• Exercise directions
Using the records below, count the lines with "Banking" in them. Give the number only.

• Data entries
● ● ● ● ● ● ●

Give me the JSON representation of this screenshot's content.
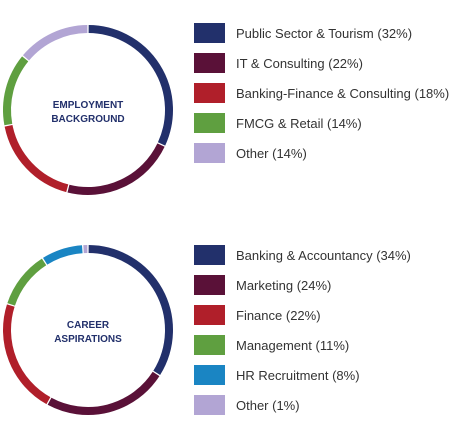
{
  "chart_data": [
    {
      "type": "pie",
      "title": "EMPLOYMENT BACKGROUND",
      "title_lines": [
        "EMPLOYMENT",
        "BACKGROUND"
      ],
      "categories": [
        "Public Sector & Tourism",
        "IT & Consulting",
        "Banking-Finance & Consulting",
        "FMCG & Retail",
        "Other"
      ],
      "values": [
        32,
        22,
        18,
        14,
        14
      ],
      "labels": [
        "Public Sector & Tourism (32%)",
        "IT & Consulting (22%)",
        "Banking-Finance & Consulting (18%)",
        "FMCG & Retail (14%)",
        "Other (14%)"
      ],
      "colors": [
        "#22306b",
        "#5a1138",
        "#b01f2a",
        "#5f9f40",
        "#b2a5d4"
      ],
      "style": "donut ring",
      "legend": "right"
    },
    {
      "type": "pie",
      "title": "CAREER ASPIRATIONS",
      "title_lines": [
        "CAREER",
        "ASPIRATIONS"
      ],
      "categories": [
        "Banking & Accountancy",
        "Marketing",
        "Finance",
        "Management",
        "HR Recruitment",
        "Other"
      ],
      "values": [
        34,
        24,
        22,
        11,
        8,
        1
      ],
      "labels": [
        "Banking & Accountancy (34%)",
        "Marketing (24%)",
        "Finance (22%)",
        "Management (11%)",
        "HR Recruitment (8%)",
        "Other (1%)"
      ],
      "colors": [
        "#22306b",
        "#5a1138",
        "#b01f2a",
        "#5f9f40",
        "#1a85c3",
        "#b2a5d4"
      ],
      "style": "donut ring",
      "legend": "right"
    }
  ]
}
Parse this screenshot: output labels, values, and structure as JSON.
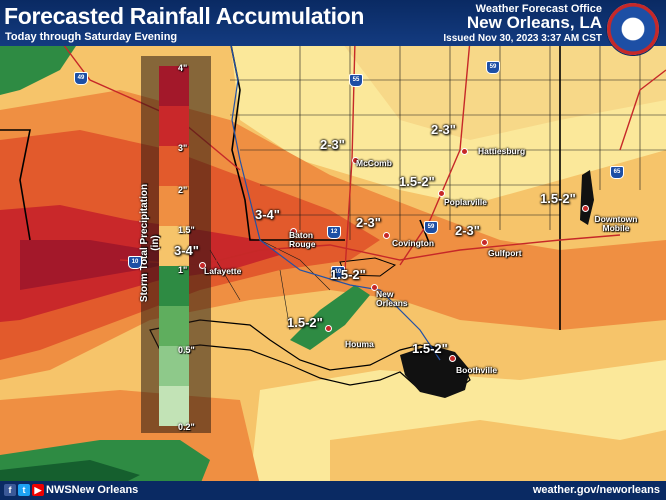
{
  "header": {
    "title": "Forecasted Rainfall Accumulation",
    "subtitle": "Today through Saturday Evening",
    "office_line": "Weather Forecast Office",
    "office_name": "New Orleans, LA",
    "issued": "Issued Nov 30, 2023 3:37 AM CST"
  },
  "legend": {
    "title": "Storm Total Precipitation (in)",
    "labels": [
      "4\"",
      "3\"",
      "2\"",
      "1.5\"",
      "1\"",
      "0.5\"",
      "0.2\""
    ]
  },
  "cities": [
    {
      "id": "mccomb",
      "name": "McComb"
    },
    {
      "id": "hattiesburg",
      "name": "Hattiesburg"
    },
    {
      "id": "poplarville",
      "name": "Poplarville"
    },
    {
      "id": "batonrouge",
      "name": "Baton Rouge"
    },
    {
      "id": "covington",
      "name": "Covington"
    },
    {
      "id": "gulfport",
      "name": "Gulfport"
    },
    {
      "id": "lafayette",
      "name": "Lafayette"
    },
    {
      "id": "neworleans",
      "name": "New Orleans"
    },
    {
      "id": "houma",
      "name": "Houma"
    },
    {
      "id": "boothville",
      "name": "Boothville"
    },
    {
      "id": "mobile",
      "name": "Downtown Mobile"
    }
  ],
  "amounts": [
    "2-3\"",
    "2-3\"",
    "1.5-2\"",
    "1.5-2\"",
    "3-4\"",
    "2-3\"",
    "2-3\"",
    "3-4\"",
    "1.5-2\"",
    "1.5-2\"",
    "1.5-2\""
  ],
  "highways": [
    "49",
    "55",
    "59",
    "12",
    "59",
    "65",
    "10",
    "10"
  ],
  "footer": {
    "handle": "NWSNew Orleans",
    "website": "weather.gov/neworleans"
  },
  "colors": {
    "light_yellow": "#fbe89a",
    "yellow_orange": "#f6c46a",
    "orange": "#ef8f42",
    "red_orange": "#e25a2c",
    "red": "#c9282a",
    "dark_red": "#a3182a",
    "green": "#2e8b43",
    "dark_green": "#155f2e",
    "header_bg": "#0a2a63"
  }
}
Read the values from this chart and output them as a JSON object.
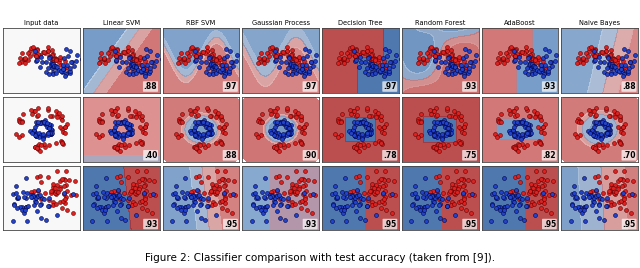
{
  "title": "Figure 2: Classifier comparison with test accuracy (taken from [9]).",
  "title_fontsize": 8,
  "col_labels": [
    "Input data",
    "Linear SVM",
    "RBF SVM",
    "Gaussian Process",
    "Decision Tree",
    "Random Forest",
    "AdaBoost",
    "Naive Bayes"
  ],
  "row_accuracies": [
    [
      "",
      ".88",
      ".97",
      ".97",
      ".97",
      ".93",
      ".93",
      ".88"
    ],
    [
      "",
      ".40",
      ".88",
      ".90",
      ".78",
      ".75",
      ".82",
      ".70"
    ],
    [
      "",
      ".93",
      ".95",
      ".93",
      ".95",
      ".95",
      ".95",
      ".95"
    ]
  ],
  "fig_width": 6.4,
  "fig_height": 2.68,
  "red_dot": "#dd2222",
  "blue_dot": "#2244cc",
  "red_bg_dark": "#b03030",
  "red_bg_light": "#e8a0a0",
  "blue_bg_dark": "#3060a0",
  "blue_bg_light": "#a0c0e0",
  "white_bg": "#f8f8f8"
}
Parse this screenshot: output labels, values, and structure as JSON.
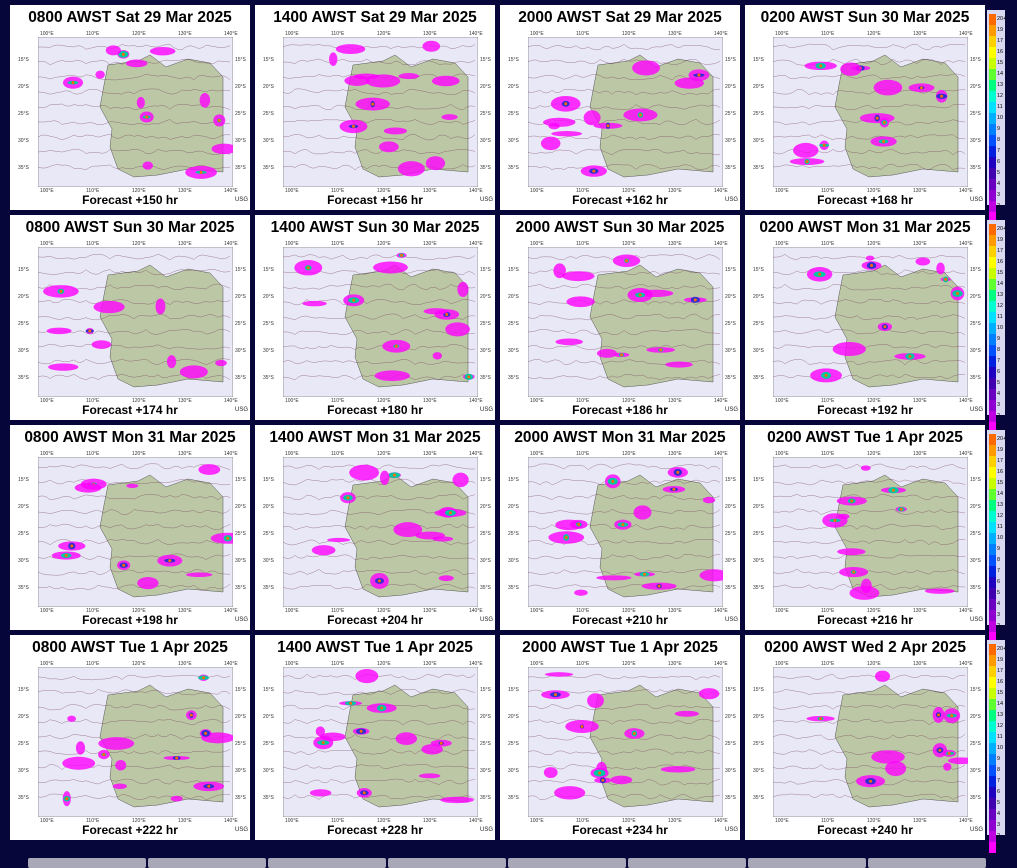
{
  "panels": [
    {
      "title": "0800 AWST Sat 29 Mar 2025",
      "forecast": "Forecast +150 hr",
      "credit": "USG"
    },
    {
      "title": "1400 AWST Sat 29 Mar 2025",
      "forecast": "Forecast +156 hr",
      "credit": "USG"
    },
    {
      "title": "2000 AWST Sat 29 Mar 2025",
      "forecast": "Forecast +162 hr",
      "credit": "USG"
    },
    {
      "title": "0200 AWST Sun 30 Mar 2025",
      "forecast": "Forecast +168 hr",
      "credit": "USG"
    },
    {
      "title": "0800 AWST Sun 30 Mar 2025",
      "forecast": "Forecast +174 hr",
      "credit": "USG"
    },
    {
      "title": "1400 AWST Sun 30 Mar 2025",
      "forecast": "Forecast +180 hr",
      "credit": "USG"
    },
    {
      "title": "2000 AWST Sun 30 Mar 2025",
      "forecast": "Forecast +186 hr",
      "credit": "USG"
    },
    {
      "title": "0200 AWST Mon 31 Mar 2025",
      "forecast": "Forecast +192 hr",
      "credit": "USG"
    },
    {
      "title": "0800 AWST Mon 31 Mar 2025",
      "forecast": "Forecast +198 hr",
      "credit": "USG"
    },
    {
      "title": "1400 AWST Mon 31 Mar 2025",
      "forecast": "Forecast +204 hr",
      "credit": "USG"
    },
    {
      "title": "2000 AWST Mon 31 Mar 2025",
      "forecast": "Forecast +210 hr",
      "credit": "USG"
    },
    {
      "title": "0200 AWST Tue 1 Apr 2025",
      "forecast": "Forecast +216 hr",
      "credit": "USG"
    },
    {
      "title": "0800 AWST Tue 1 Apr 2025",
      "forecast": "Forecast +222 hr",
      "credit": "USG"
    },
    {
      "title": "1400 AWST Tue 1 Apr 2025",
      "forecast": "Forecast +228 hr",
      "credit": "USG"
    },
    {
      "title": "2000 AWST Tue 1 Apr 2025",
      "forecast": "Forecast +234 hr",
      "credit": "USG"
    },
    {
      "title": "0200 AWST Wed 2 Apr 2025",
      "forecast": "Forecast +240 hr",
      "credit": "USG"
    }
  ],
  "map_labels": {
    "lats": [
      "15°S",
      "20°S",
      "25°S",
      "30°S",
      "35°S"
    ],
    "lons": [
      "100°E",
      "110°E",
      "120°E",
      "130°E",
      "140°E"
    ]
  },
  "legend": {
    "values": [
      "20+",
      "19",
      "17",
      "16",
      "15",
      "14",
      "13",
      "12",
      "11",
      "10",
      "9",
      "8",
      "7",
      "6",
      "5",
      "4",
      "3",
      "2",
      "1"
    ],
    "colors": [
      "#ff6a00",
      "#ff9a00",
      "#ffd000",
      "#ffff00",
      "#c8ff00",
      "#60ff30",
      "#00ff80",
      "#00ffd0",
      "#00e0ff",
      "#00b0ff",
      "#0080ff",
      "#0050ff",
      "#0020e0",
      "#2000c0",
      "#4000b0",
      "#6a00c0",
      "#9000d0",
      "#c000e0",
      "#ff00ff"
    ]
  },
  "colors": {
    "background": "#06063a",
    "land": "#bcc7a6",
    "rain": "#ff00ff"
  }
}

● ● ● ● ● ● ●

• Solved problem
4